● **PROBLEM**:
Find each line with the word "this" and state how many there are, nothing more.
=== PROVIDED RECORDS ===
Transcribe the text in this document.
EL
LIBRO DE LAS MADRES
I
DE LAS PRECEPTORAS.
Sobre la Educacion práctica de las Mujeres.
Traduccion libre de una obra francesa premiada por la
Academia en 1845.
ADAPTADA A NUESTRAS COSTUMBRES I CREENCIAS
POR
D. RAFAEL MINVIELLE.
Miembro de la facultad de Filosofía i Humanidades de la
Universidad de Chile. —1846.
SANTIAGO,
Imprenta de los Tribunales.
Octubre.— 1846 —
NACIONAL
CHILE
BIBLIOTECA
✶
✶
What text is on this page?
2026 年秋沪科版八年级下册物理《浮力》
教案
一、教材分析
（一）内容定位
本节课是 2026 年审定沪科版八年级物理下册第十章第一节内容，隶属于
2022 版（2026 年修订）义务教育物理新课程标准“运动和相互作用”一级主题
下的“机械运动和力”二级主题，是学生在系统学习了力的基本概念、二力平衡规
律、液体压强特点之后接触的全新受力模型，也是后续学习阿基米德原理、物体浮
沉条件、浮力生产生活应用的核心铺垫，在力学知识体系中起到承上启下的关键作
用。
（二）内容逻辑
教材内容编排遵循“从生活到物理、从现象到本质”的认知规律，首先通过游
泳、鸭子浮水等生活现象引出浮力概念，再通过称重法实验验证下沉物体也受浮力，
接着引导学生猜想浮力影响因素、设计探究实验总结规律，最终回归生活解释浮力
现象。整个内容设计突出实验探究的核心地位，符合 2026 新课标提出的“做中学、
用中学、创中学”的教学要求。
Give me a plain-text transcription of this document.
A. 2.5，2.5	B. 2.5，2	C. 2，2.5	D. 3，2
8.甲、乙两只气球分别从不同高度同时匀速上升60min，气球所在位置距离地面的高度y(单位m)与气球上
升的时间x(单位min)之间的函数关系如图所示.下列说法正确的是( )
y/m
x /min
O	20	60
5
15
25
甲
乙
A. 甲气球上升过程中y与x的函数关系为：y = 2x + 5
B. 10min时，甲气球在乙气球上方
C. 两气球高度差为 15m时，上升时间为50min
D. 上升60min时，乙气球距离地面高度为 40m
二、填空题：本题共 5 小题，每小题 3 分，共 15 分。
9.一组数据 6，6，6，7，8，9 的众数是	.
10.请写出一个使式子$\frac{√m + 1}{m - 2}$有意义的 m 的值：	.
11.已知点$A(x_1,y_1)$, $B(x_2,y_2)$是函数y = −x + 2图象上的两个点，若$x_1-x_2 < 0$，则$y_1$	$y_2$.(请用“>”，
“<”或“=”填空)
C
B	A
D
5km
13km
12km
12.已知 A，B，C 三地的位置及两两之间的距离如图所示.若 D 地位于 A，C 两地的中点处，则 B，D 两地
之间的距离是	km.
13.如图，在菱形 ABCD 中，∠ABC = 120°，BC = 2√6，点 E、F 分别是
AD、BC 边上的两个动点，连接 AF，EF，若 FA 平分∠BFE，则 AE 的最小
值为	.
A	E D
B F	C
===
● **EXERCISE RESPONSE**:
3